_Problem to solve_
Write the next few paragraphs of the text below about William Greer, the Tyrone-born man who drove President Kennedy's car in Dallas. Pick up right after its last sentence.

_Extract_

AS the world marks the 50th anniversary of JFK's assassination attention has turned to the Co Tyrone man who was driving his car the day he was shot dead.

Over the past five decades William Greer has become the focus of conspiracy theories that he may have played a part in the iconic US president's death.

Originally from Stewartstown, between Cookstown and Coalisland, Greer moved to America with his family in 1929.

After holding down several driving jobs he eventually joined the US Navy before leaving in 1945.

Within weeks he was enlisted to the US secrecy service where he went on to protect some of the most powerful men in America.

As well as working with President Kennedy, he also acted as a bodyguard for presidents Truman and Eisenhower.

But it's Greer's connections with the north that have fuelled some of the more bizarre conspiracies that claim he had a role to play in the popular Irish-American president's assassination.

Greer was brought up a Protestant and is believed by some to have held anti-Catholic views.

It is reported that when asked what his father thought of President Kennedy, in a 1991 interview Greer's son Richard replied: "Well we're Methodists... JFK was Catholic".

Some conspiracy theorists say this could be the motivation for his possible involvement in the shooting of Kennedy as his cavalcade passed through Dallas on November 22 1963.

The most outlandish theories claim that Kennedy's Tyrone-born driver even fired the fatal third head-shot that killed the president.

Whether Greer was involved in the murder of Kennedy will probably never be known.

Regardless, his reactions on the day of the shooting have been questioned in the intervening years.

Former secret service man Clint Hill, who rushed to Kennedy's car after he was shot, later said he had to scream at Greer to accelerate away from the scene of the shooting.

_Supplied material_
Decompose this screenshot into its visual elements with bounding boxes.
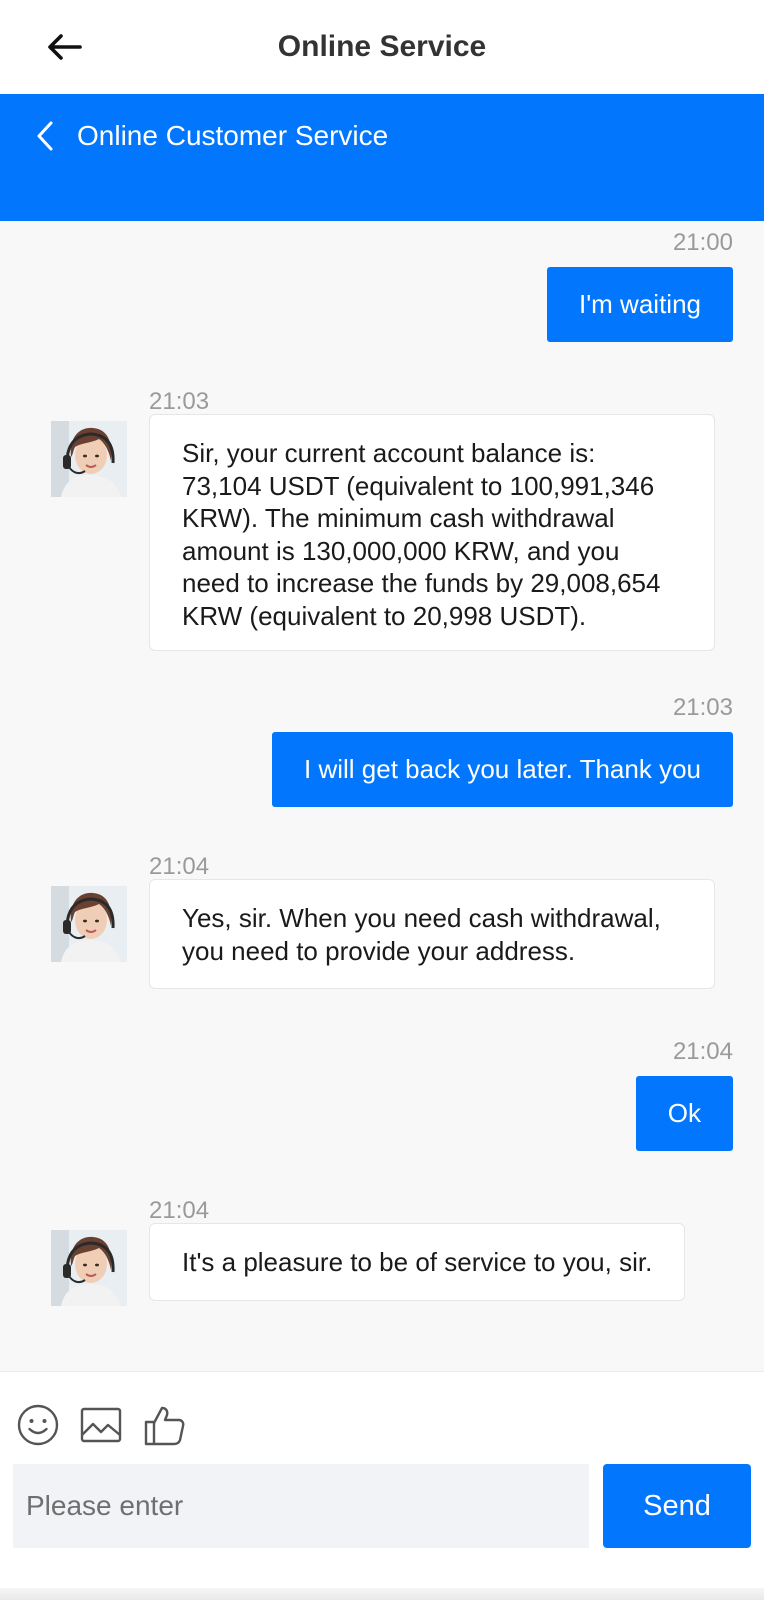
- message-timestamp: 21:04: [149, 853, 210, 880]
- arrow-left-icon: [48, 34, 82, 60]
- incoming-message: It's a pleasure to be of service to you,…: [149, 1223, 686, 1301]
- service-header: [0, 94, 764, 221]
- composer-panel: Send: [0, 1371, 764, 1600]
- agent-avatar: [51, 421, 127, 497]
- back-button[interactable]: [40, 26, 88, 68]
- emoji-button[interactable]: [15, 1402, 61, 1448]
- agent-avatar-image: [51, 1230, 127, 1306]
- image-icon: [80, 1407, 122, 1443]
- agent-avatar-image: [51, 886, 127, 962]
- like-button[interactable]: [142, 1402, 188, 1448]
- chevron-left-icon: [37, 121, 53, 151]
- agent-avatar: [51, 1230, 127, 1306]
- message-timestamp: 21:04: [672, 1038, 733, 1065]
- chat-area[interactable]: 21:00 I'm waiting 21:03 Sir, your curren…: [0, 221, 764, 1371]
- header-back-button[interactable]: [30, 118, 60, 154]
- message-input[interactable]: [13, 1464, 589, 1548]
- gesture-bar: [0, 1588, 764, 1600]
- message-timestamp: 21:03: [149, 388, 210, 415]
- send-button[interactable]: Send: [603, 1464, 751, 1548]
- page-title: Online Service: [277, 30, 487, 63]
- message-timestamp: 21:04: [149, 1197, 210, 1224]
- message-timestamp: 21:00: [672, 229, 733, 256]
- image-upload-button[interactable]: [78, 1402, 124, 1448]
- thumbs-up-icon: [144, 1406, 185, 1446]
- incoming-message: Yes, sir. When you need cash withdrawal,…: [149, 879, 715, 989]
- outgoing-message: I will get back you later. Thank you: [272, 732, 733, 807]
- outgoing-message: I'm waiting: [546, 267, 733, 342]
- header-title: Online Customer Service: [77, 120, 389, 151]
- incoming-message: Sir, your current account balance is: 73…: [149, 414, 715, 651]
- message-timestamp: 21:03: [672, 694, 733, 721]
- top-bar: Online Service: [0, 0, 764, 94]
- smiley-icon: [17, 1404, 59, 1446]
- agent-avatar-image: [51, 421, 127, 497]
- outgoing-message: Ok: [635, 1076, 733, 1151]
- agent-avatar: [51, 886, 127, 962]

_Response to this exercise_
In the years after the assassination others were also critical of his slow reactions.

A special assistant to Kennedy, Kenneth O'Donnell, later wrote: "If the Secret Service men in the front had reacted quicker to the first two shots at the president's car, if the driver had stepped on the gas before instead of after the fatal third shot was fired, would President Kennedy be alive today?"

Former US president Lyndon B Johnson and Jacqueline Kennedy were both later said to have been critical of Greer's reactions.

A recently published book, The Kennedy Detail, written by former secret service man Gerald Blaine, has also focused on Greer's slow reactions.

After leaving the secret service in 1966 due to a stomach ulcer William Greer later moved to North Carolina where he died aged 75 in 1985.

Over the years many theories have emerged as to why Kennedy was shot and who carried the killing out.

The man blamed by US authorities for his murder, Lee Harvey Oswald, was himself gunned down by nightclub owner Jack Ruby while in police custody two days after the president's death.

The Warren commission, set up to investigate Kennedy's assassination, later found that Oswald a former US Marine, acted alone - a conclusion rejected by some.